Required work
Would you restate the listing word for word, with the images omitted?

Records to process
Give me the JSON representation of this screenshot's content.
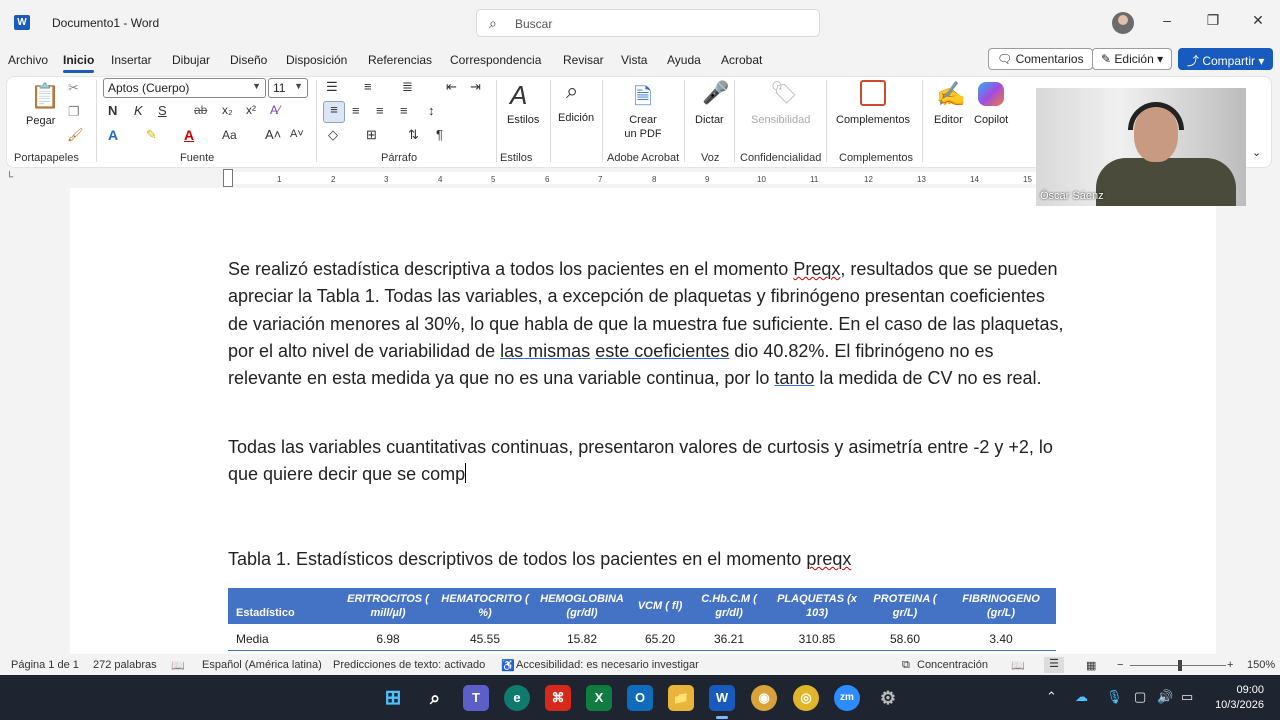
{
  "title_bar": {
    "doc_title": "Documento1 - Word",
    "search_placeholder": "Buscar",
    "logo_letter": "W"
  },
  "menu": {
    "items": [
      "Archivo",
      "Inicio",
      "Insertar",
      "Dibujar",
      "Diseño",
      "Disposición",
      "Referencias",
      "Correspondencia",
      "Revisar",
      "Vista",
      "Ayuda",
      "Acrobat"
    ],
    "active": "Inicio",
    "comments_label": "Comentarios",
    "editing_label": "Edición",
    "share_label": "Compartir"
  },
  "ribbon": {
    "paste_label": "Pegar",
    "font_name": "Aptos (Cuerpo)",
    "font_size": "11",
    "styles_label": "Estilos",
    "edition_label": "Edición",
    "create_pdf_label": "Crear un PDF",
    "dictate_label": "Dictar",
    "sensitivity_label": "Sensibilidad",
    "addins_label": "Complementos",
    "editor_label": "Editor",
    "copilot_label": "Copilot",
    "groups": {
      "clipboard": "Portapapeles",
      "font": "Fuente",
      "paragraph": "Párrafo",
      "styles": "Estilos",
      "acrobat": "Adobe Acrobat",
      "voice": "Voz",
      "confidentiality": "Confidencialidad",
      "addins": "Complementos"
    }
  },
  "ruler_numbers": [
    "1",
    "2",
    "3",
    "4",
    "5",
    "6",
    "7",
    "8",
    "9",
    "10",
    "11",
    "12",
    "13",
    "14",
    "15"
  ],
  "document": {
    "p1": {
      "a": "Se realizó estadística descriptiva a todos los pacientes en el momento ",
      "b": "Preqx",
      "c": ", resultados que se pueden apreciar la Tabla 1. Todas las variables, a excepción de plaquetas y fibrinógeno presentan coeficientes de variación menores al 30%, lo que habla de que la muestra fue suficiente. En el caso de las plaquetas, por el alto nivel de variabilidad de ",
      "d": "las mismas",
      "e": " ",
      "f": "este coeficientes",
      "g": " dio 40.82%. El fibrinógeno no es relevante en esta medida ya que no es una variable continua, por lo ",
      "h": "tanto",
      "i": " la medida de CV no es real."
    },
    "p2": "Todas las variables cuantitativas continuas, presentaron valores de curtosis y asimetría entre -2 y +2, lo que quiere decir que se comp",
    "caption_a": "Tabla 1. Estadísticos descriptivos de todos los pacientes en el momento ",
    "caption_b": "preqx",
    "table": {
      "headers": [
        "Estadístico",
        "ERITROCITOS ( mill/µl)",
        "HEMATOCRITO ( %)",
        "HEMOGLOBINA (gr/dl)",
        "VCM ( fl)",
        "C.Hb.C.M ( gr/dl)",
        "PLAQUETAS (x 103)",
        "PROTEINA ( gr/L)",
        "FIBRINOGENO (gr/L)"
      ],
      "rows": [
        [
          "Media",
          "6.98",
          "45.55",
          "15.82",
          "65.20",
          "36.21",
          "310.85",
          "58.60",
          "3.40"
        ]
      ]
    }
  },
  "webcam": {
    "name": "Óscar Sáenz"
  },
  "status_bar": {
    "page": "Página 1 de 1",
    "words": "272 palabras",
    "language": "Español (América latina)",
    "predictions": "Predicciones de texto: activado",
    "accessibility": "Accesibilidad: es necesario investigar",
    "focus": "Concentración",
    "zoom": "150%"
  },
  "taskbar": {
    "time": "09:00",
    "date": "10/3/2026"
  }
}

Task solution
Give me the JSON representation of this screenshot's content.
{
  "title_bar": {
    "doc_title": "Documento1 - Word",
    "search_placeholder": "Buscar",
    "logo_letter": "W"
  },
  "menu": {
    "items": [
      "Archivo",
      "Inicio",
      "Insertar",
      "Dibujar",
      "Diseño",
      "Disposición",
      "Referencias",
      "Correspondencia",
      "Revisar",
      "Vista",
      "Ayuda",
      "Acrobat"
    ],
    "active": "Inicio",
    "comments_label": "Comentarios",
    "editing_label": "Edición",
    "share_label": "Compartir"
  },
  "ribbon": {
    "paste_label": "Pegar",
    "font_name": "Aptos (Cuerpo)",
    "font_size": "11",
    "styles_label": "Estilos",
    "edition_label": "Edición",
    "create_pdf_label": "Crear un PDF",
    "dictate_label": "Dictar",
    "sensitivity_label": "Sensibilidad",
    "addins_label": "Complementos",
    "editor_label": "Editor",
    "copilot_label": "Copilot",
    "groups": {
      "clipboard": "Portapapeles",
      "font": "Fuente",
      "paragraph": "Párrafo",
      "styles": "Estilos",
      "acrobat": "Adobe Acrobat",
      "voice": "Voz",
      "confidentiality": "Confidencialidad",
      "addins": "Complementos"
    }
  },
  "ruler_numbers": [
    "1",
    "2",
    "3",
    "4",
    "5",
    "6",
    "7",
    "8",
    "9",
    "10",
    "11",
    "12",
    "13",
    "14",
    "15"
  ],
  "document": {
    "p1": {
      "a": "Se realizó estadística descriptiva a todos los pacientes en el momento ",
      "b": "Preqx",
      "c": ", resultados que se pueden apreciar la Tabla 1. Todas las variables, a excepción de plaquetas y fibrinógeno presentan coeficientes de variación menores al 30%, lo que habla de que la muestra fue suficiente. En el caso de las plaquetas, por el alto nivel de variabilidad de ",
      "d": "las mismas",
      "e": " ",
      "f": "este coeficientes",
      "g": " dio 40.82%. El fibrinógeno no es relevante en esta medida ya que no es una variable continua, por lo ",
      "h": "tanto",
      "i": " la medida de CV no es real."
    },
    "p2": "Todas las variables cuantitativas continuas, presentaron valores de curtosis y asimetría entre -2 y +2, lo que quiere decir que se comp",
    "caption_a": "Tabla 1. Estadísticos descriptivos de todos los pacientes en el momento ",
    "caption_b": "preqx",
    "table": {
      "headers": [
        "Estadístico",
        "ERITROCITOS ( mill/µl)",
        "HEMATOCRITO ( %)",
        "HEMOGLOBINA (gr/dl)",
        "VCM ( fl)",
        "C.Hb.C.M ( gr/dl)",
        "PLAQUETAS (x 103)",
        "PROTEINA ( gr/L)",
        "FIBRINOGENO (gr/L)"
      ],
      "rows": [
        [
          "Media",
          "6.98",
          "45.55",
          "15.82",
          "65.20",
          "36.21",
          "310.85",
          "58.60",
          "3.40"
        ]
      ]
    }
  },
  "webcam": {
    "name": "Óscar Sáenz"
  },
  "status_bar": {
    "page": "Página 1 de 1",
    "words": "272 palabras",
    "language": "Español (América latina)",
    "predictions": "Predicciones de texto: activado",
    "accessibility": "Accesibilidad: es necesario investigar",
    "focus": "Concentración",
    "zoom": "150%"
  },
  "taskbar": {
    "time": "09:00",
    "date": "10/3/2026"
  }
}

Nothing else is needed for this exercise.